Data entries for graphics

+++

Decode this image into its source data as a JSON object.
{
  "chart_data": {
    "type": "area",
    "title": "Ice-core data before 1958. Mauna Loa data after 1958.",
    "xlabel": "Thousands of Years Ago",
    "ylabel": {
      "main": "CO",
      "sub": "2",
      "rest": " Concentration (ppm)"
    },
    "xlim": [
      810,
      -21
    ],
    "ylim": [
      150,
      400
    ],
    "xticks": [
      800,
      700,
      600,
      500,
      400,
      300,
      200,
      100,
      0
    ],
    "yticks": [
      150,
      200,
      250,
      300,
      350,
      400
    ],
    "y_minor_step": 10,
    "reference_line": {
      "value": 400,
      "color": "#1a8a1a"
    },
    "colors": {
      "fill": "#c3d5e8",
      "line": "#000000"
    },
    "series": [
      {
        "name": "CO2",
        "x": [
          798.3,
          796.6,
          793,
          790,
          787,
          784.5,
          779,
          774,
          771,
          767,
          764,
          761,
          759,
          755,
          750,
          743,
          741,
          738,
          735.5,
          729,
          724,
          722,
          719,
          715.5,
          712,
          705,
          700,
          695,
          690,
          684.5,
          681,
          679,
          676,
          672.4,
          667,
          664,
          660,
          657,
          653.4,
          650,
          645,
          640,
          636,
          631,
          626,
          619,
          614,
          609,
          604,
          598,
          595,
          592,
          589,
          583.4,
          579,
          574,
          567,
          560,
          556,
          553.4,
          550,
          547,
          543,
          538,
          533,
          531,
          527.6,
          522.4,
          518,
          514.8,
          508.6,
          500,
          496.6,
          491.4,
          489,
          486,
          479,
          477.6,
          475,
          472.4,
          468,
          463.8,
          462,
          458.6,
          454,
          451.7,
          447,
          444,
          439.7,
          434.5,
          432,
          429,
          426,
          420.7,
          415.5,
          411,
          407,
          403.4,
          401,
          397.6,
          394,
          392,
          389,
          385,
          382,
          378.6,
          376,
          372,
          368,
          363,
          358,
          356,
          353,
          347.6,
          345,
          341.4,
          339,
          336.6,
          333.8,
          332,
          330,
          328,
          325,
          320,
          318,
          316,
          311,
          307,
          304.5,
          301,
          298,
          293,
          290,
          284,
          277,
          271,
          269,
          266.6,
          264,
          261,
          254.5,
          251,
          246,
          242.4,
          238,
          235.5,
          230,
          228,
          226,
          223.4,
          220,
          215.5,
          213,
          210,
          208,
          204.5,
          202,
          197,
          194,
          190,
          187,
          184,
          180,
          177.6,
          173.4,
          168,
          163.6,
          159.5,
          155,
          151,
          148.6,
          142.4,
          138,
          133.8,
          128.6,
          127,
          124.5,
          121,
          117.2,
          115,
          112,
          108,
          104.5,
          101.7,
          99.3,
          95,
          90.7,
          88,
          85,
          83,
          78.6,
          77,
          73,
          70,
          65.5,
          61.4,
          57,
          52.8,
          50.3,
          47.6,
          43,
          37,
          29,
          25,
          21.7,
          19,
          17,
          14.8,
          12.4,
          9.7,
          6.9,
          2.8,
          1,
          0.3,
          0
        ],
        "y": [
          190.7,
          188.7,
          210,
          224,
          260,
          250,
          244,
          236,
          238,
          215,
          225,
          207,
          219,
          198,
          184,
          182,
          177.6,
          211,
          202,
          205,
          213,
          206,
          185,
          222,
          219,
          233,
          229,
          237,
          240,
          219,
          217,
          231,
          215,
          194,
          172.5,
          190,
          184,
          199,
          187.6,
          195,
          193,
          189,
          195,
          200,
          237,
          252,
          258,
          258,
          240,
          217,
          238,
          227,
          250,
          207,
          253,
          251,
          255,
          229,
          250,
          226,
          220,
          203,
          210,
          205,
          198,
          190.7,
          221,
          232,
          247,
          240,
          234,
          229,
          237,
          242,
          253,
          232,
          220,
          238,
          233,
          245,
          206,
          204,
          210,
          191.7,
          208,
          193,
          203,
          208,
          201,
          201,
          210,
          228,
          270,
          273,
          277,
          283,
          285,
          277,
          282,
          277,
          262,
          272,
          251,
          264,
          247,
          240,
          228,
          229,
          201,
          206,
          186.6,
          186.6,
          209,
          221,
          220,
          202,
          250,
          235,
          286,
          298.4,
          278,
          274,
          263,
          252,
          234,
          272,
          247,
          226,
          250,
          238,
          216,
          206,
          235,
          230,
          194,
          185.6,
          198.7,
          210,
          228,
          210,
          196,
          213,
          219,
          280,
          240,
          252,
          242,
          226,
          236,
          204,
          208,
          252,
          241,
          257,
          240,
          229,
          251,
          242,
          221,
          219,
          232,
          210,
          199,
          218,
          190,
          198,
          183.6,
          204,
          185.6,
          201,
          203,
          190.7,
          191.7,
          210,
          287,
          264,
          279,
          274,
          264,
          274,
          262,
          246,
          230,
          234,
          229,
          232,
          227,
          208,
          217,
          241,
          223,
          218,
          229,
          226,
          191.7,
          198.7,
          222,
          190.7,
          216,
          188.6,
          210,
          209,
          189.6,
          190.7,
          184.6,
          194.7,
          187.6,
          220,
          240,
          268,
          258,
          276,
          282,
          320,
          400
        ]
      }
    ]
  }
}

+++

Every entry should be printed again exactly as written.

Decode this image into its source data as a JSON object.
{
  "chart_data": {
    "type": "area",
    "title": "Ice-core data before 1958. Mauna Loa data after 1958.",
    "xlabel": "Thousands of Years Ago",
    "ylabel": {
      "main": "CO",
      "sub": "2",
      "rest": " Concentration (ppm)"
    },
    "xlim": [
      810,
      -21
    ],
    "ylim": [
      150,
      400
    ],
    "xticks": [
      800,
      700,
      600,
      500,
      400,
      300,
      200,
      100,
      0
    ],
    "yticks": [
      150,
      200,
      250,
      300,
      350,
      400
    ],
    "y_minor_step": 10,
    "reference_line": {
      "value": 400,
      "color": "#1a8a1a"
    },
    "colors": {
      "fill": "#c3d5e8",
      "line": "#000000"
    },
    "series": [
      {
        "name": "CO2",
        "x": [
          798.3,
          796.6,
          793,
          790,
          787,
          784.5,
          779,
          774,
          771,
          767,
          764,
          761,
          759,
          755,
          750,
          743,
          741,
          738,
          735.5,
          729,
          724,
          722,
          719,
          715.5,
          712,
          705,
          700,
          695,
          690,
          684.5,
          681,
          679,
          676,
          672.4,
          667,
          664,
          660,
          657,
          653.4,
          650,
          645,
          640,
          636,
          631,
          626,
          619,
          614,
          609,
          604,
          598,
          595,
          592,
          589,
          583.4,
          579,
          574,
          567,
          560,
          556,
          553.4,
          550,
          547,
          543,
          538,
          533,
          531,
          527.6,
          522.4,
          518,
          514.8,
          508.6,
          500,
          496.6,
          491.4,
          489,
          486,
          479,
          477.6,
          475,
          472.4,
          468,
          463.8,
          462,
          458.6,
          454,
          451.7,
          447,
          444,
          439.7,
          434.5,
          432,
          429,
          426,
          420.7,
          415.5,
          411,
          407,
          403.4,
          401,
          397.6,
          394,
          392,
          389,
          385,
          382,
          378.6,
          376,
          372,
          368,
          363,
          358,
          356,
          353,
          347.6,
          345,
          341.4,
          339,
          336.6,
          333.8,
          332,
          330,
          328,
          325,
          320,
          318,
          316,
          311,
          307,
          304.5,
          301,
          298,
          293,
          290,
          284,
          277,
          271,
          269,
          266.6,
          264,
          261,
          254.5,
          251,
          246,
          242.4,
          238,
          235.5,
          230,
          228,
          226,
          223.4,
          220,
          215.5,
          213,
          210,
          208,
          204.5,
          202,
          197,
          194,
          190,
          187,
          184,
          180,
          177.6,
          173.4,
          168,
          163.6,
          159.5,
          155,
          151,
          148.6,
          142.4,
          138,
          133.8,
          128.6,
          127,
          124.5,
          121,
          117.2,
          115,
          112,
          108,
          104.5,
          101.7,
          99.3,
          95,
          90.7,
          88,
          85,
          83,
          78.6,
          77,
          73,
          70,
          65.5,
          61.4,
          57,
          52.8,
          50.3,
          47.6,
          43,
          37,
          29,
          25,
          21.7,
          19,
          17,
          14.8,
          12.4,
          9.7,
          6.9,
          2.8,
          1,
          0.3,
          0
        ],
        "y": [
          190.7,
          188.7,
          210,
          224,
          260,
          250,
          244,
          236,
          238,
          215,
          225,
          207,
          219,
          198,
          184,
          182,
          177.6,
          211,
          202,
          205,
          213,
          206,
          185,
          222,
          219,
          233,
          229,
          237,
          240,
          219,
          217,
          231,
          215,
          194,
          172.5,
          190,
          184,
          199,
          187.6,
          195,
          193,
          189,
          195,
          200,
          237,
          252,
          258,
          258,
          240,
          217,
          238,
          227,
          250,
          207,
          253,
          251,
          255,
          229,
          250,
          226,
          220,
          203,
          210,
          205,
          198,
          190.7,
          221,
          232,
          247,
          240,
          234,
          229,
          237,
          242,
          253,
          232,
          220,
          238,
          233,
          245,
          206,
          204,
          210,
          191.7,
          208,
          193,
          203,
          208,
          201,
          201,
          210,
          228,
          270,
          273,
          277,
          283,
          285,
          277,
          282,
          277,
          262,
          272,
          251,
          264,
          247,
          240,
          228,
          229,
          201,
          206,
          186.6,
          186.6,
          209,
          221,
          220,
          202,
          250,
          235,
          286,
          298.4,
          278,
          274,
          263,
          252,
          234,
          272,
          247,
          226,
          250,
          238,
          216,
          206,
          235,
          230,
          194,
          185.6,
          198.7,
          210,
          228,
          210,
          196,
          213,
          219,
          280,
          240,
          252,
          242,
          226,
          236,
          204,
          208,
          252,
          241,
          257,
          240,
          229,
          251,
          242,
          221,
          219,
          232,
          210,
          199,
          218,
          190,
          198,
          183.6,
          204,
          185.6,
          201,
          203,
          190.7,
          191.7,
          210,
          287,
          264,
          279,
          274,
          264,
          274,
          262,
          246,
          230,
          234,
          229,
          232,
          227,
          208,
          217,
          241,
          223,
          218,
          229,
          226,
          191.7,
          198.7,
          222,
          190.7,
          216,
          188.6,
          210,
          209,
          189.6,
          190.7,
          184.6,
          194.7,
          187.6,
          220,
          240,
          268,
          258,
          276,
          282,
          320,
          400
        ]
      }
    ]
  }
}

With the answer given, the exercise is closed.